┌─ Provided data

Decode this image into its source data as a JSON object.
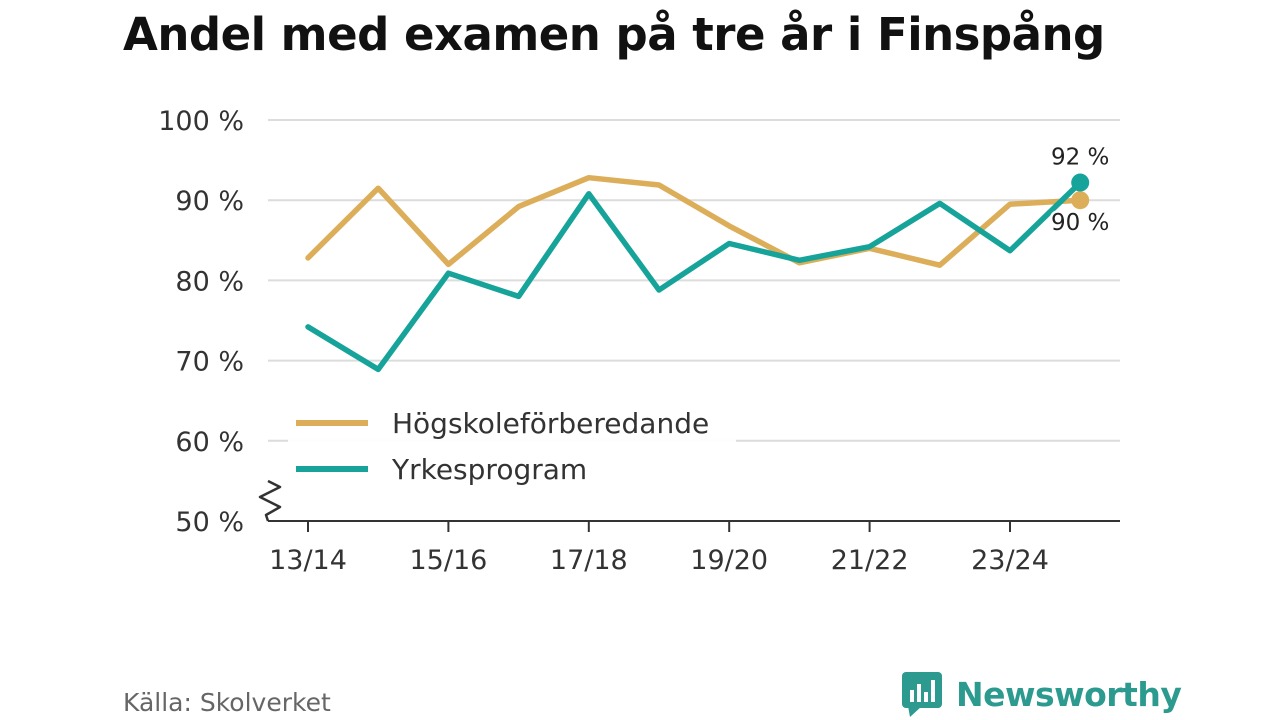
{
  "title": "Andel med examen på tre år i Finspång",
  "source": "Källa: Skolverket",
  "brand": {
    "name": "Newsworthy",
    "icon": "newsworthy-logo-icon",
    "color": "#2c9a8f"
  },
  "chart_data": {
    "type": "line",
    "title": "Andel med examen på tre år i Finspång",
    "xlabel": "",
    "ylabel": "",
    "ylim": [
      50,
      100
    ],
    "y_ticks": [
      50,
      60,
      70,
      80,
      90,
      100
    ],
    "y_tick_labels": [
      "50 %",
      "60 %",
      "70 %",
      "80 %",
      "90 %",
      "100 %"
    ],
    "axis_break": true,
    "grid": true,
    "x": [
      "13/14",
      "14/15",
      "15/16",
      "16/17",
      "17/18",
      "18/19",
      "19/20",
      "20/21",
      "21/22",
      "22/23",
      "23/24",
      "24/25"
    ],
    "x_tick_labels": [
      "13/14",
      "15/16",
      "17/18",
      "19/20",
      "21/22",
      "23/24"
    ],
    "legend_position": "lower-left",
    "series": [
      {
        "name": "Högskoleförberedande",
        "color": "#dcae5a",
        "values": [
          82.8,
          91.5,
          82.0,
          89.2,
          92.8,
          91.9,
          86.8,
          82.2,
          84.0,
          81.9,
          89.5,
          90.0
        ],
        "end_label": "90 %"
      },
      {
        "name": "Yrkesprogram",
        "color": "#16a399",
        "values": [
          74.2,
          68.9,
          80.9,
          78.0,
          90.8,
          78.8,
          84.6,
          82.5,
          84.2,
          89.6,
          83.7,
          92.2
        ],
        "end_label": "92 %"
      }
    ]
  }
}
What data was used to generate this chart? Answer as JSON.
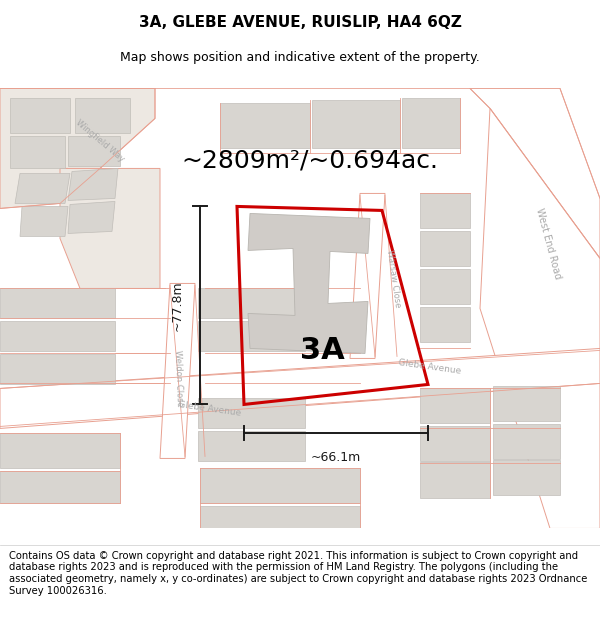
{
  "title": "3A, GLEBE AVENUE, RUISLIP, HA4 6QZ",
  "subtitle": "Map shows position and indicative extent of the property.",
  "area_label": "~2809m²/~0.694ac.",
  "width_label": "~66.1m",
  "height_label": "~77.8m",
  "property_label": "3A",
  "footer": "Contains OS data © Crown copyright and database right 2021. This information is subject to Crown copyright and database rights 2023 and is reproduced with the permission of HM Land Registry. The polygons (including the associated geometry, namely x, y co-ordinates) are subject to Crown copyright and database rights 2023 Ordnance Survey 100026316.",
  "map_bg": "#f2ede8",
  "road_white": "#ffffff",
  "bld_fill": "#d8d5d0",
  "bld_edge": "#c0bdb8",
  "pink_line": "#e8a090",
  "pink_fill": "#f5e8e5",
  "property_stroke": "#cc0000",
  "dim_color": "#1a1a1a",
  "road_label_color": "#aaaaaa",
  "title_fontsize": 11,
  "subtitle_fontsize": 9,
  "area_fontsize": 18,
  "prop_label_fontsize": 22,
  "footer_fontsize": 7.2
}
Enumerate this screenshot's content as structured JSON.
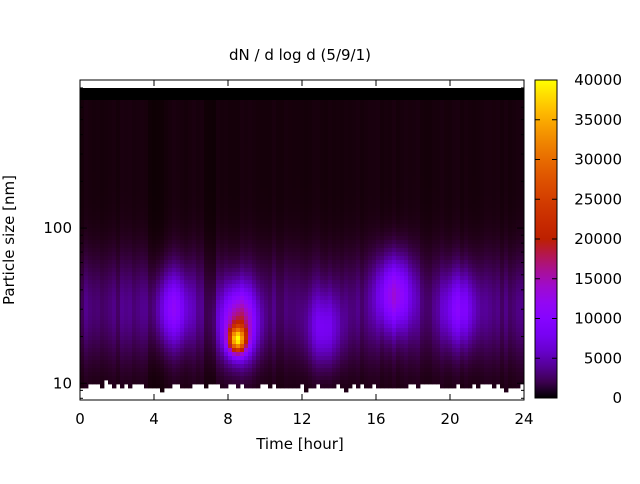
{
  "chart_data": {
    "type": "heatmap",
    "title": "dN / d log d (5/9/1)",
    "xlabel": "Time [hour]",
    "ylabel": "Particle size [nm]",
    "x_range": [
      0,
      24
    ],
    "x_ticks": [
      0,
      4,
      8,
      12,
      16,
      20,
      24
    ],
    "y_scale": "log",
    "y_range": [
      7.8,
      900
    ],
    "y_ticks": [
      10,
      100
    ],
    "grid": false,
    "colorbar": {
      "range": [
        0,
        40000
      ],
      "ticks": [
        0,
        5000,
        10000,
        15000,
        20000,
        25000,
        30000,
        35000,
        40000
      ],
      "colormap": "black-purple-red-yellow"
    },
    "features": [
      {
        "x": 8.5,
        "y": 19,
        "value": 31000
      },
      {
        "x": 8.6,
        "y": 24,
        "value": 18000
      },
      {
        "x": 5.0,
        "y": 30,
        "value": 9000
      },
      {
        "x": 13.2,
        "y": 22,
        "value": 7000
      },
      {
        "x": 17.0,
        "y": 38,
        "value": 12000
      },
      {
        "x": 20.5,
        "y": 30,
        "value": 8000
      }
    ]
  }
}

└─

_Problem requirements_. Write the records out once more, exactly as they appear, with no pictures.

_Result of this exercise_.
Decode this image into its source data as a JSON object.
{
  "title": "Andel med examen på tre år i Finspång",
  "source": "Källa: Skolverket",
  "brand": {
    "name": "Newsworthy",
    "icon": "newsworthy-logo-icon",
    "color": "#2c9a8f"
  },
  "chart_data": {
    "type": "line",
    "title": "Andel med examen på tre år i Finspång",
    "xlabel": "",
    "ylabel": "",
    "ylim": [
      50,
      100
    ],
    "y_ticks": [
      50,
      60,
      70,
      80,
      90,
      100
    ],
    "y_tick_labels": [
      "50 %",
      "60 %",
      "70 %",
      "80 %",
      "90 %",
      "100 %"
    ],
    "axis_break": true,
    "grid": true,
    "x": [
      "13/14",
      "14/15",
      "15/16",
      "16/17",
      "17/18",
      "18/19",
      "19/20",
      "20/21",
      "21/22",
      "22/23",
      "23/24",
      "24/25"
    ],
    "x_tick_labels": [
      "13/14",
      "15/16",
      "17/18",
      "19/20",
      "21/22",
      "23/24"
    ],
    "legend_position": "lower-left",
    "series": [
      {
        "name": "Högskoleförberedande",
        "color": "#dcae5a",
        "values": [
          82.8,
          91.5,
          82.0,
          89.2,
          92.8,
          91.9,
          86.8,
          82.2,
          84.0,
          81.9,
          89.5,
          90.0
        ],
        "end_label": "90 %"
      },
      {
        "name": "Yrkesprogram",
        "color": "#16a399",
        "values": [
          74.2,
          68.9,
          80.9,
          78.0,
          90.8,
          78.8,
          84.6,
          82.5,
          84.2,
          89.6,
          83.7,
          92.2
        ],
        "end_label": "92 %"
      }
    ]
  }
}
What data was used to generate this chart? Answer as JSON.
{
  "title": "3A, GLEBE AVENUE, RUISLIP, HA4 6QZ",
  "subtitle": "Map shows position and indicative extent of the property.",
  "area_label": "~2809m²/~0.694ac.",
  "width_label": "~66.1m",
  "height_label": "~77.8m",
  "property_label": "3A",
  "footer": "Contains OS data © Crown copyright and database right 2021. This information is subject to Crown copyright and database rights 2023 and is reproduced with the permission of HM Land Registry. The polygons (including the associated geometry, namely x, y co-ordinates) are subject to Crown copyright and database rights 2023 Ordnance Survey 100026316.",
  "map_bg": "#f2ede8",
  "road_white": "#ffffff",
  "bld_fill": "#d8d5d0",
  "bld_edge": "#c0bdb8",
  "pink_line": "#e8a090",
  "pink_fill": "#f5e8e5",
  "property_stroke": "#cc0000",
  "dim_color": "#1a1a1a",
  "road_label_color": "#aaaaaa",
  "title_fontsize": 11,
  "subtitle_fontsize": 9,
  "area_fontsize": 18,
  "prop_label_fontsize": 22,
  "footer_fontsize": 7.2
}
Enumerate this screenshot's content as structured JSON.
{
  "chart_data": {
    "type": "heatmap",
    "title": "dN / d log d (5/9/1)",
    "xlabel": "Time [hour]",
    "ylabel": "Particle size [nm]",
    "x_range": [
      0,
      24
    ],
    "x_ticks": [
      0,
      4,
      8,
      12,
      16,
      20,
      24
    ],
    "y_scale": "log",
    "y_range": [
      7.8,
      900
    ],
    "y_ticks": [
      10,
      100
    ],
    "grid": false,
    "colorbar": {
      "range": [
        0,
        40000
      ],
      "ticks": [
        0,
        5000,
        10000,
        15000,
        20000,
        25000,
        30000,
        35000,
        40000
      ],
      "colormap": "black-purple-red-yellow"
    },
    "features": [
      {
        "x": 8.5,
        "y": 19,
        "value": 31000
      },
      {
        "x": 8.6,
        "y": 24,
        "value": 18000
      },
      {
        "x": 5.0,
        "y": 30,
        "value": 9000
      },
      {
        "x": 13.2,
        "y": 22,
        "value": 7000
      },
      {
        "x": 17.0,
        "y": 38,
        "value": 12000
      },
      {
        "x": 20.5,
        "y": 30,
        "value": 8000
      }
    ]
  }
}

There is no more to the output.